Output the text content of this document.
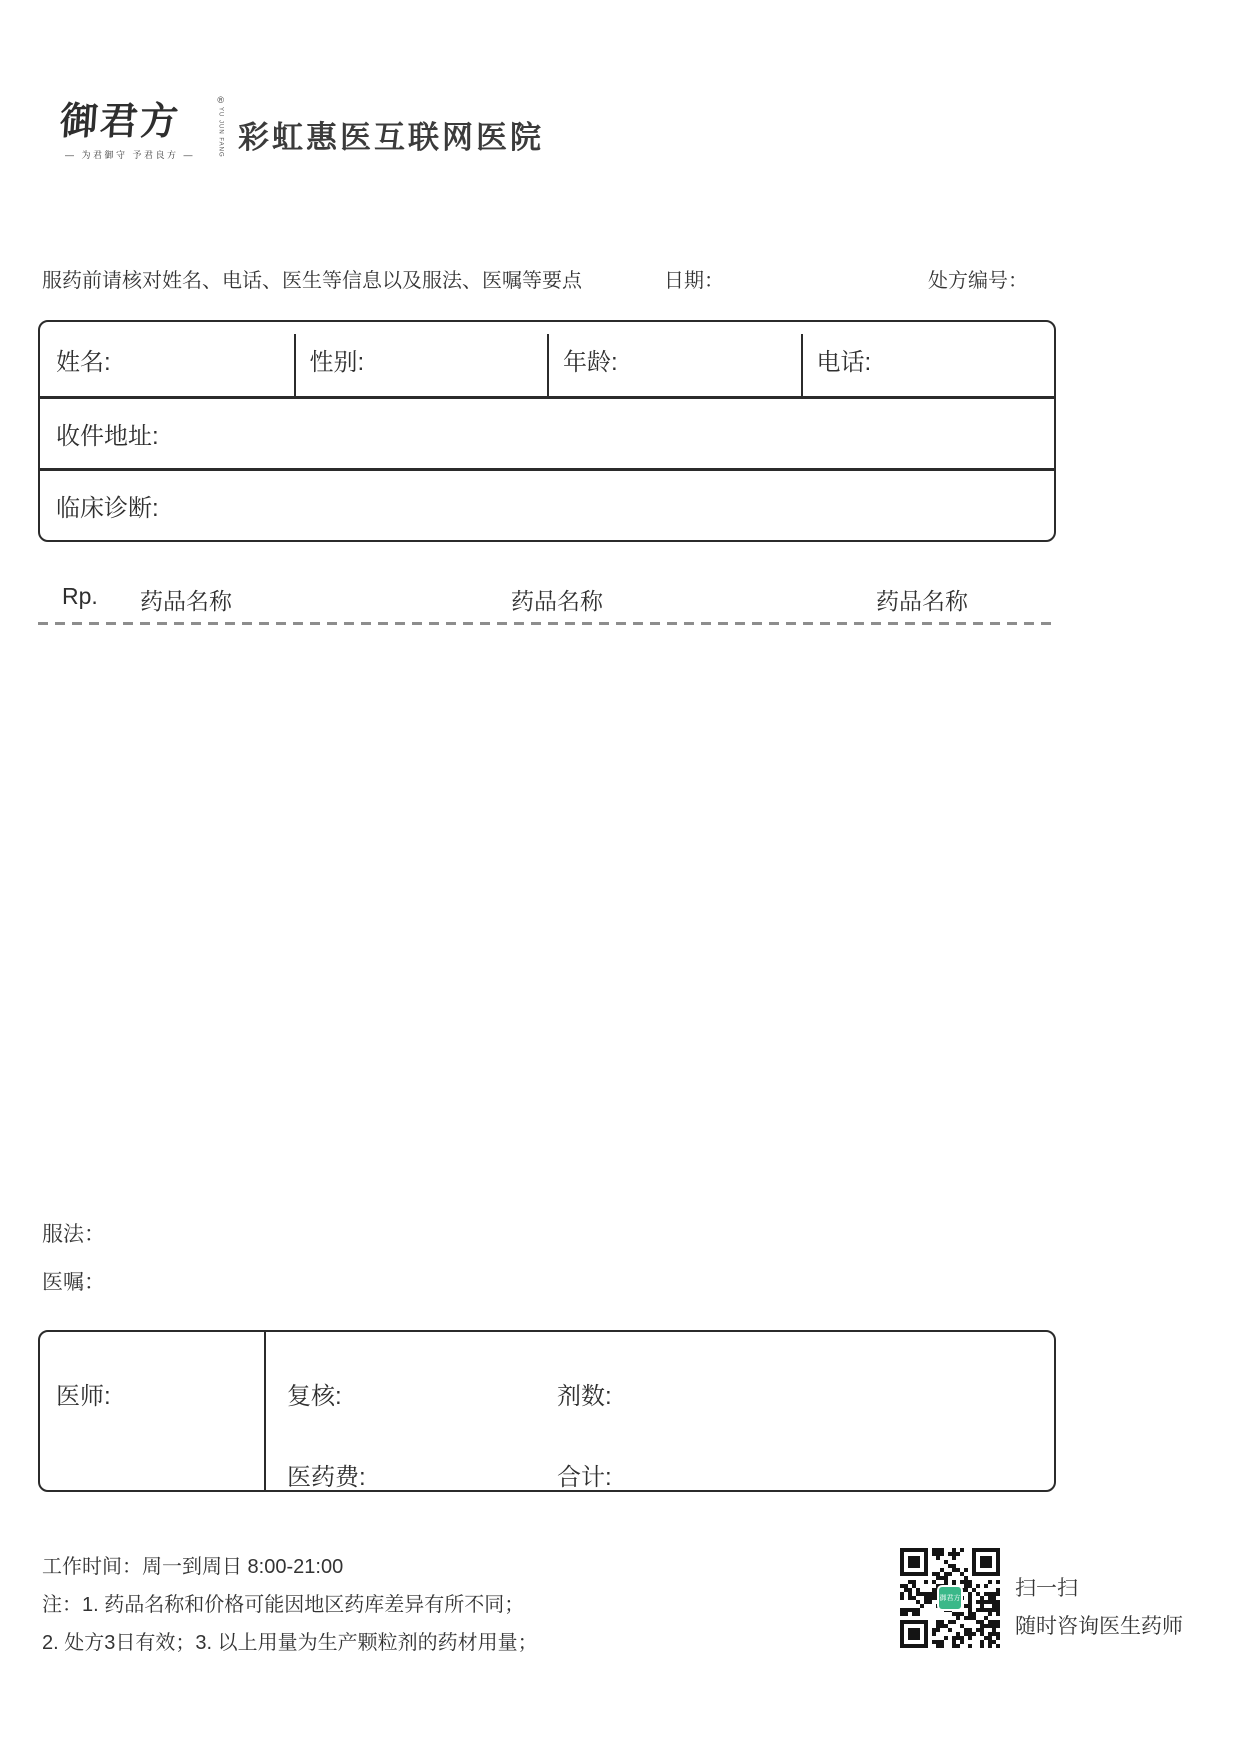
御君方	®
YU JUN FANG
— 为君御守 予君良方 — 彩虹惠医互联网医院
服药前请核对姓名、电话、医生等信息以及服法、医嘱等要点	日期：	处方编号：
姓名:	性别:	年龄:	电话:
收件地址:
临床诊断:
Rp. 药品名称	药品名称	药品名称
服法：
医嘱：
医师:	复核:	剂数:
医药费:	合计:
工作时间：周一到周日 8:00-21:00
注：1. 药品名称和价格可能因地区药库差异有所不同；
2. 处方3日有效；3. 以上用量为生产颗粒剂的药材用量；
御君方	扫一扫
随时咨询医生药师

▸ Task description
Extract all the data above exactly, excluding every picture.

▸ Task output
Output the text content of this document.
御君方	®
YU JUN FANG
— 为君御守 予君良方 — 彩虹惠医互联网医院
服药前请核对姓名、电话、医生等信息以及服法、医嘱等要点	日期：	处方编号：
姓名:	性别:	年龄:	电话:
收件地址:
临床诊断:
Rp. 药品名称	药品名称	药品名称
服法：
医嘱：
医师:	复核:	剂数:
医药费:	合计:
工作时间：周一到周日 8:00-21:00
注：1. 药品名称和价格可能因地区药库差异有所不同；
2. 处方3日有效；3. 以上用量为生产颗粒剂的药材用量；
御君方	扫一扫
随时咨询医生药师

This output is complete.